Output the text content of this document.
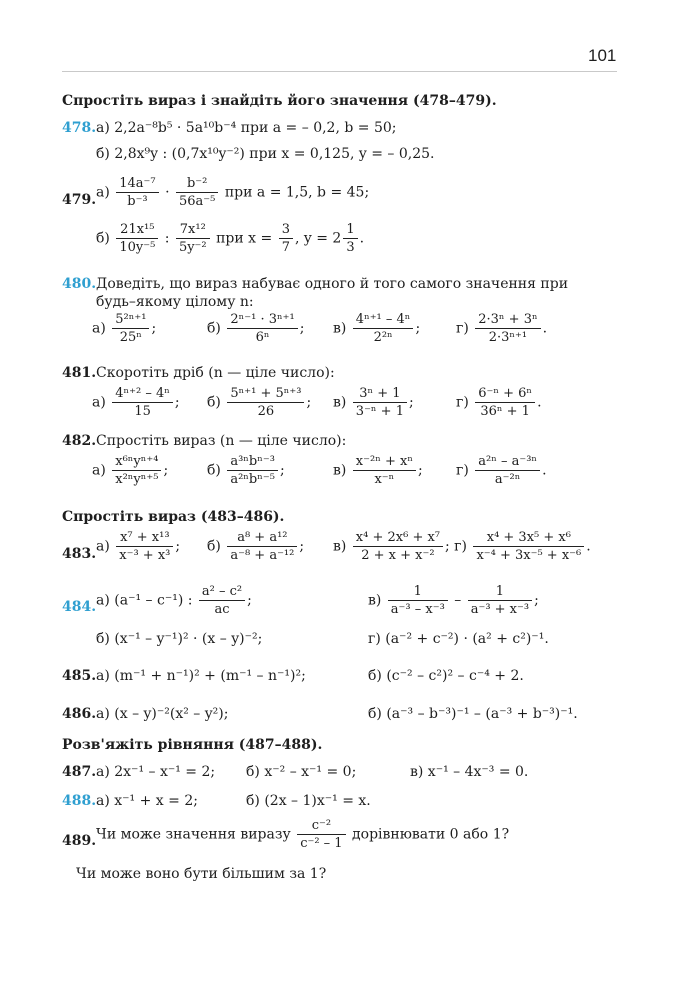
101
Спростіть вираз і знайдіть його значення (478–479).
478. а) 2,2a⁻⁸b⁵ · 5a¹⁰b⁻⁴ при a = – 0,2, b = 50;
б) 2,8x⁹y : (0,7x¹⁰y⁻²) при x = 0,125, y = – 0,25.
479. $а) \frac{\text{14a⁻⁷}}{\text{b⁻³}} \cdot \frac{\text{b⁻²}}{\text{56a⁻⁵}}$ при a = 1,5, b = 45;
$б) \frac{\text{21x¹⁵}}{\text{10y⁻⁵}}$ : $\frac{\text{7x¹²}}{\text{5y⁻²}}$ при $x = \frac{3}{7}$ , $y = 2 \frac{1}{3}$ .
480. Доведіть, що вираз набуває одного й того самого значення при
будь–якому цілому n:
$а) \frac{\text{5²ⁿ⁺¹}}{\text{25ⁿ}}$ ;	$б) \frac{\text{2ⁿ⁻¹ · 3ⁿ⁺¹}}{\text{6ⁿ}}$ ; $в) \frac{\text{4ⁿ⁺¹ – 4ⁿ}}{\text{2²ⁿ}}$ ;	$г) \frac{\text{2·3ⁿ + 3ⁿ}}{\text{2·3ⁿ⁺¹}}$ .
481. Скоротіть дріб (n — ціле число):
$а) \frac{\text{4ⁿ⁺² – 4ⁿ}}{15}$ ; $б) \frac{\text{5ⁿ⁺¹ + 5ⁿ⁺³}}{26}$ ; $в) \frac{\text{3ⁿ + 1}}{\text{3⁻ⁿ + 1}}$ ;	$г) \frac{\text{6⁻ⁿ + 6ⁿ}}{\text{36ⁿ + 1}}$ .
482. Спростіть вираз (n — ціле число):
$а) \frac{\text{x⁶ⁿyⁿ⁺⁴}}{\text{x²ⁿyⁿ⁺⁵}}$ ;	$б) \frac{\text{a³ⁿbⁿ⁻³}}{\text{a²ⁿbⁿ⁻⁵}}$ ;	$в) \frac{\text{x⁻²ⁿ + xⁿ}}{\text{x⁻ⁿ}}$ ; $г) \frac{\text{a²ⁿ – a⁻³ⁿ}}{\text{a⁻²ⁿ}}$ .
Спростіть вираз (483–486).
483. $а) \frac{\text{x⁷ + x¹³}}{\text{x⁻³ + x³}}$ ; $б) \frac{\text{a⁸ + a¹²}}{\text{a⁻⁸ + a⁻¹²}}$ ; $в) \frac{\text{x⁴ + 2x⁶ + x⁷}}{\text{2 + x + x⁻²}}$ ; $г) \frac{\text{x⁴ + 3x⁵ + x⁶}}{\text{x⁻⁴ + 3x⁻⁵ + x⁻⁶}}$ .
484. а) (a⁻¹ – c⁻¹) : $\frac{\text{a² – c²}}{ac}$ ;	$в) \frac{1}{\text{a⁻³ – x⁻³}} - \frac{1}{\text{a⁻³ + x⁻³}}$ ;
б) (x⁻¹ – y⁻¹)² · (x – y)⁻²;	г) (a⁻² + c⁻²) · (a² + c²)⁻¹.
485. а) (m⁻¹ + n⁻¹)² + (m⁻¹ – n⁻¹)²;	б) (c⁻² – c²)² – c⁻⁴ + 2.
486. а) (x – y)⁻²(x² – y²);	б) (a⁻³ – b⁻³)⁻¹ – (a⁻³ + b⁻³)⁻¹.
Розв'яжіть рівняння (487–488).
487. а) 2x⁻¹ – x⁻¹ = 2; б) x⁻² – x⁻¹ = 0;	в) x⁻¹ – 4x⁻³ = 0.
488. а) x⁻¹ + x = 2;	б) (2x – 1)x⁻¹ = x.
489. Чи може значення виразу $\frac{\text{c⁻²}}{\text{c⁻² – 1}}$ дорівнювати 0 або 1?
Чи може воно бути більшим за 1?
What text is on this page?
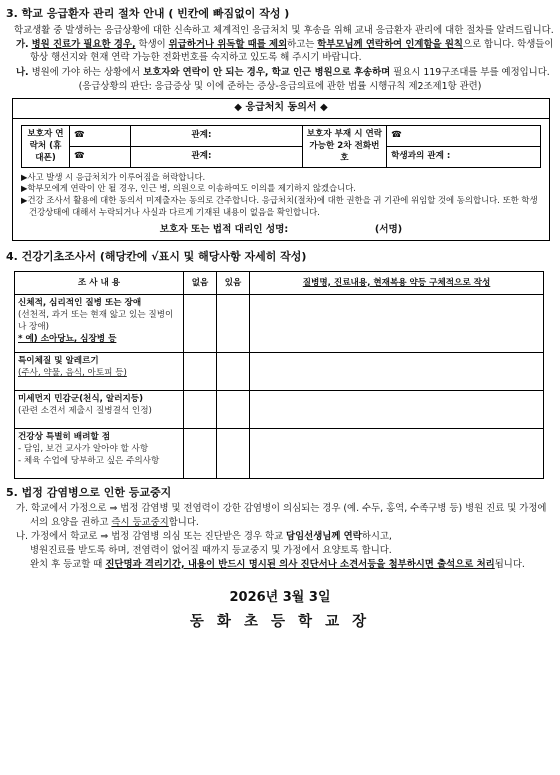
3. 학교 응급환자 관리 절차 안내 ( 빈칸에 빠짐없이 작성 )

학교생활 중 발생하는 응급상황에 대한 신속하고 체계적인 응급처치 및 후송을 위해 교내 응급환자 관리에 대한 절차를 알려드립니다.

가. 병원 진료가 필요한 경우, 학생이 위급하거나 위독할 때를 제외하고는 학부모님께 연락하여 인계함을 원칙으로 합니다. 학생들이 항상 행선지와 현재 연락 가능한 전화번호를 숙지하고 있도록 해 주시기 바랍니다.
나. 병원에 가야 하는 상황에서 보호자와 연락이 안 되는 경우, 학교 인근 병원으로 후송하며 필요시 119구조대를 부를 예정입니다.

(응급상황의 판단: 응급증상 및 이에 준하는 증상-응급의료에 관한 법률 시행규칙 제2조제1항 관련)

◆ 응급처치 동의서 ◆
보호자 연락처 (휴대폰)	☎	관계:	보호자 부재 시 연락 가능한 2차 전화번호	☎
	☎	관계:		학생과의 관계 :
▶사고 발생 시 응급처치가 이루어짐을 허락합니다.
▶학부모에게 연락이 안 될 경우, 인근 병, 의원으로 이송하여도 이의를 제기하지 않겠습니다.
▶건강 조사서 활용에 대한 동의서 미제출자는 동의로 간주합니다. 응급처치(절차)에 대한 권한을 귀 기관에 위임할 것에 동의합니다. 또한 학생 건강상태에 대해서 누락되거나 사실과 다르게 기재된 내용이 없음을 확인합니다.
보호자 또는 법적 대리인 성명:	(서명)
4. 건강기초조사서 (해당칸에 √표시 및 해당사항 자세히 작성)
조 사 내 용	없음	있음	질병명, 진료내용, 현재복용 약등 구체적으로 작성

신체적, 심리적인 질병 또는 장애
(선천적, 과거 또는 현재 앓고 있는 질병이나 장애)
* 예) 소아당뇨, 심장병 등			

특이체질 및 알레르기
(주사, 약물, 음식, 아토피 등)			

미세먼지 민감군(천식, 알러지등)
(관련 소견서 제출시 질병결석 인정)			

건강상 특별히 배려할 점
- 담임, 보건 교사가 알아야 할 사항
- 체육 수업에 당부하고 싶은 주의사항			

5. 법정 감염병으로 인한 등교중지
가. 학교에서 가정으로 ⇒ 법정 감염병 및 전염력이 강한 감염병이 의심되는 경우 (예. 수두, 홍역, 수족구병 등) 병원 진료 및 가정에서의 요양을 권하고 즉시 등교중지합니다.
나. 가정에서 학교로 ⇒ 법정 감염병 의심 또는 진단받은 경우 학교 담임선생님께 연락하시고,

병원진료를 받도록 하며, 전염력이 없어질 때까지 등교중지 및 가정에서 요양토록 합니다.

완치 후 등교할 때 진단명과 격리기간, 내용이 반드시 명시된 의사 진단서나 소견서등을 첨부하시면 출석으로 처리됩니다.

2026년 3월 3일
동 화 초 등 학 교 장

=======

§ **Description of the task**
Pictures in the records must not appear in the copy; transcribe everything else precisely.

§ **The reply**
Output the text content of this document.
101
Спростіть вираз і знайдіть його значення (478–479).
478. а) 2,2a⁻⁸b⁵ · 5a¹⁰b⁻⁴ при a = – 0,2, b = 50;
б) 2,8x⁹y : (0,7x¹⁰y⁻²) при x = 0,125, y = – 0,25.
479. $а) \frac{\text{14a⁻⁷}}{\text{b⁻³}} \cdot \frac{\text{b⁻²}}{\text{56a⁻⁵}}$ при a = 1,5, b = 45;
$б) \frac{\text{21x¹⁵}}{\text{10y⁻⁵}}$ : $\frac{\text{7x¹²}}{\text{5y⁻²}}$ при $x = \frac{3}{7}$ , $y = 2 \frac{1}{3}$ .
480. Доведіть, що вираз набуває одного й того самого значення при
будь–якому цілому n:
$а) \frac{\text{5²ⁿ⁺¹}}{\text{25ⁿ}}$ ;	$б) \frac{\text{2ⁿ⁻¹ · 3ⁿ⁺¹}}{\text{6ⁿ}}$ ; $в) \frac{\text{4ⁿ⁺¹ – 4ⁿ}}{\text{2²ⁿ}}$ ;	$г) \frac{\text{2·3ⁿ + 3ⁿ}}{\text{2·3ⁿ⁺¹}}$ .
481. Скоротіть дріб (n — ціле число):
$а) \frac{\text{4ⁿ⁺² – 4ⁿ}}{15}$ ; $б) \frac{\text{5ⁿ⁺¹ + 5ⁿ⁺³}}{26}$ ; $в) \frac{\text{3ⁿ + 1}}{\text{3⁻ⁿ + 1}}$ ;	$г) \frac{\text{6⁻ⁿ + 6ⁿ}}{\text{36ⁿ + 1}}$ .
482. Спростіть вираз (n — ціле число):
$а) \frac{\text{x⁶ⁿyⁿ⁺⁴}}{\text{x²ⁿyⁿ⁺⁵}}$ ;	$б) \frac{\text{a³ⁿbⁿ⁻³}}{\text{a²ⁿbⁿ⁻⁵}}$ ;	$в) \frac{\text{x⁻²ⁿ + xⁿ}}{\text{x⁻ⁿ}}$ ; $г) \frac{\text{a²ⁿ – a⁻³ⁿ}}{\text{a⁻²ⁿ}}$ .
Спростіть вираз (483–486).
483. $а) \frac{\text{x⁷ + x¹³}}{\text{x⁻³ + x³}}$ ; $б) \frac{\text{a⁸ + a¹²}}{\text{a⁻⁸ + a⁻¹²}}$ ; $в) \frac{\text{x⁴ + 2x⁶ + x⁷}}{\text{2 + x + x⁻²}}$ ; $г) \frac{\text{x⁴ + 3x⁵ + x⁶}}{\text{x⁻⁴ + 3x⁻⁵ + x⁻⁶}}$ .
484. а) (a⁻¹ – c⁻¹) : $\frac{\text{a² – c²}}{ac}$ ;	$в) \frac{1}{\text{a⁻³ – x⁻³}} - \frac{1}{\text{a⁻³ + x⁻³}}$ ;
б) (x⁻¹ – y⁻¹)² · (x – y)⁻²;	г) (a⁻² + c⁻²) · (a² + c²)⁻¹.
485. а) (m⁻¹ + n⁻¹)² + (m⁻¹ – n⁻¹)²;	б) (c⁻² – c²)² – c⁻⁴ + 2.
486. а) (x – y)⁻²(x² – y²);	б) (a⁻³ – b⁻³)⁻¹ – (a⁻³ + b⁻³)⁻¹.
Розв'яжіть рівняння (487–488).
487. а) 2x⁻¹ – x⁻¹ = 2; б) x⁻² – x⁻¹ = 0;	в) x⁻¹ – 4x⁻³ = 0.
488. а) x⁻¹ + x = 2;	б) (2x – 1)x⁻¹ = x.
489. Чи може значення виразу $\frac{\text{c⁻²}}{\text{c⁻² – 1}}$ дорівнювати 0 або 1?
Чи може воно бути більшим за 1?
What text is on this page?
3. 학교 응급환자 관리 절차 안내 ( 빈칸에 빠짐없이 작성 )

학교생활 중 발생하는 응급상황에 대한 신속하고 체계적인 응급처치 및 후송을 위해 교내 응급환자 관리에 대한 절차를 알려드립니다.

가. 병원 진료가 필요한 경우, 학생이 위급하거나 위독할 때를 제외하고는 학부모님께 연락하여 인계함을 원칙으로 합니다. 학생들이 항상 행선지와 현재 연락 가능한 전화번호를 숙지하고 있도록 해 주시기 바랍니다.
나. 병원에 가야 하는 상황에서 보호자와 연락이 안 되는 경우, 학교 인근 병원으로 후송하며 필요시 119구조대를 부를 예정입니다.

(응급상황의 판단: 응급증상 및 이에 준하는 증상-응급의료에 관한 법률 시행규칙 제2조제1항 관련)

◆ 응급처치 동의서 ◆
보호자 연락처 (휴대폰)	☎	관계:	보호자 부재 시 연락 가능한 2차 전화번호	☎
	☎	관계:		학생과의 관계 :
▶사고 발생 시 응급처치가 이루어짐을 허락합니다.
▶학부모에게 연락이 안 될 경우, 인근 병, 의원으로 이송하여도 이의를 제기하지 않겠습니다.
▶건강 조사서 활용에 대한 동의서 미제출자는 동의로 간주합니다. 응급처치(절차)에 대한 권한을 귀 기관에 위임할 것에 동의합니다. 또한 학생 건강상태에 대해서 누락되거나 사실과 다르게 기재된 내용이 없음을 확인합니다.
보호자 또는 법적 대리인 성명:	(서명)
4. 건강기초조사서 (해당칸에 √표시 및 해당사항 자세히 작성)
조 사 내 용	없음	있음	질병명, 진료내용, 현재복용 약등 구체적으로 작성

신체적, 심리적인 질병 또는 장애
(선천적, 과거 또는 현재 앓고 있는 질병이나 장애)
* 예) 소아당뇨, 심장병 등			

특이체질 및 알레르기
(주사, 약물, 음식, 아토피 등)			

미세먼지 민감군(천식, 알러지등)
(관련 소견서 제출시 질병결석 인정)			

건강상 특별히 배려할 점
- 담임, 보건 교사가 알아야 할 사항
- 체육 수업에 당부하고 싶은 주의사항			

5. 법정 감염병으로 인한 등교중지
가. 학교에서 가정으로 ⇒ 법정 감염병 및 전염력이 강한 감염병이 의심되는 경우 (예. 수두, 홍역, 수족구병 등) 병원 진료 및 가정에서의 요양을 권하고 즉시 등교중지합니다.
나. 가정에서 학교로 ⇒ 법정 감염병 의심 또는 진단받은 경우 학교 담임선생님께 연락하시고,

병원진료를 받도록 하며, 전염력이 없어질 때까지 등교중지 및 가정에서 요양토록 합니다.

완치 후 등교할 때 진단명과 격리기간, 내용이 반드시 명시된 의사 진단서나 소견서등을 첨부하시면 출석으로 처리됩니다.

2026년 3월 3일
동 화 초 등 학 교 장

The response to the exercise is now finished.